### To do
Output each line of the material exactly as it stands.
* start Material shown *
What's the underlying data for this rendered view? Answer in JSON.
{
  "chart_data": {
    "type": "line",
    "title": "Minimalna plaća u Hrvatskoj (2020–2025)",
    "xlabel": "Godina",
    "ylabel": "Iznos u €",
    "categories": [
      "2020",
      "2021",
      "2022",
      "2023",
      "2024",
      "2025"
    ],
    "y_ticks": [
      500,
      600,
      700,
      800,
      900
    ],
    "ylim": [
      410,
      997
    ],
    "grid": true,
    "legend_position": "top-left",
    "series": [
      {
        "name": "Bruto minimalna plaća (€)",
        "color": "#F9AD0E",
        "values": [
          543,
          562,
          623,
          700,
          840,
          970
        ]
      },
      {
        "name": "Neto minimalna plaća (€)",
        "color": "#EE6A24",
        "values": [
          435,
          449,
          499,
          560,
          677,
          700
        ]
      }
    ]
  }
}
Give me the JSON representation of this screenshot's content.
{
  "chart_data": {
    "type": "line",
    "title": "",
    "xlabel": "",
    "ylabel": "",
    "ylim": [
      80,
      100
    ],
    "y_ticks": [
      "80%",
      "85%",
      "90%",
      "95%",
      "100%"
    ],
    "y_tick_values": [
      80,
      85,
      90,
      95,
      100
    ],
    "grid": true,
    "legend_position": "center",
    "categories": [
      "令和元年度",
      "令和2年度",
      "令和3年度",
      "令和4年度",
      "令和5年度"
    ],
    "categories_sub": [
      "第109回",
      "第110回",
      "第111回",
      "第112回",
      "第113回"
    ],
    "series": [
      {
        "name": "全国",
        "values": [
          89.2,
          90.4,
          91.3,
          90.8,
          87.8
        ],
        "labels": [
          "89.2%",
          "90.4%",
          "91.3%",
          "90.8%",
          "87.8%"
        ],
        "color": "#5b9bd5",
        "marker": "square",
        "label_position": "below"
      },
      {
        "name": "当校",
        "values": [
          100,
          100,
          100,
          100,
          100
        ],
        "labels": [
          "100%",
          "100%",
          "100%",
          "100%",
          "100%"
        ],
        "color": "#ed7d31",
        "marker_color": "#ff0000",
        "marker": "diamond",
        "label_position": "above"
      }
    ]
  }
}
* end Material shown *
### Exercise solution
What's the underlying data for this rendered view? Answer in JSON.
{
  "chart_data": {
    "type": "line",
    "title": "Minimalna plaća u Hrvatskoj (2020–2025)",
    "xlabel": "Godina",
    "ylabel": "Iznos u €",
    "categories": [
      "2020",
      "2021",
      "2022",
      "2023",
      "2024",
      "2025"
    ],
    "y_ticks": [
      500,
      600,
      700,
      800,
      900
    ],
    "ylim": [
      410,
      997
    ],
    "grid": true,
    "legend_position": "top-left",
    "series": [
      {
        "name": "Bruto minimalna plaća (€)",
        "color": "#F9AD0E",
        "values": [
          543,
          562,
          623,
          700,
          840,
          970
        ]
      },
      {
        "name": "Neto minimalna plaća (€)",
        "color": "#EE6A24",
        "values": [
          435,
          449,
          499,
          560,
          677,
          700
        ]
      }
    ]
  }
}
Give me the JSON representation of this screenshot's content.
{
  "chart_data": {
    "type": "line",
    "title": "",
    "xlabel": "",
    "ylabel": "",
    "ylim": [
      80,
      100
    ],
    "y_ticks": [
      "80%",
      "85%",
      "90%",
      "95%",
      "100%"
    ],
    "y_tick_values": [
      80,
      85,
      90,
      95,
      100
    ],
    "grid": true,
    "legend_position": "center",
    "categories": [
      "令和元年度",
      "令和2年度",
      "令和3年度",
      "令和4年度",
      "令和5年度"
    ],
    "categories_sub": [
      "第109回",
      "第110回",
      "第111回",
      "第112回",
      "第113回"
    ],
    "series": [
      {
        "name": "全国",
        "values": [
          89.2,
          90.4,
          91.3,
          90.8,
          87.8
        ],
        "labels": [
          "89.2%",
          "90.4%",
          "91.3%",
          "90.8%",
          "87.8%"
        ],
        "color": "#5b9bd5",
        "marker": "square",
        "label_position": "below"
      },
      {
        "name": "当校",
        "values": [
          100,
          100,
          100,
          100,
          100
        ],
        "labels": [
          "100%",
          "100%",
          "100%",
          "100%",
          "100%"
        ],
        "color": "#ed7d31",
        "marker_color": "#ff0000",
        "marker": "diamond",
        "label_position": "above"
      }
    ]
  }
}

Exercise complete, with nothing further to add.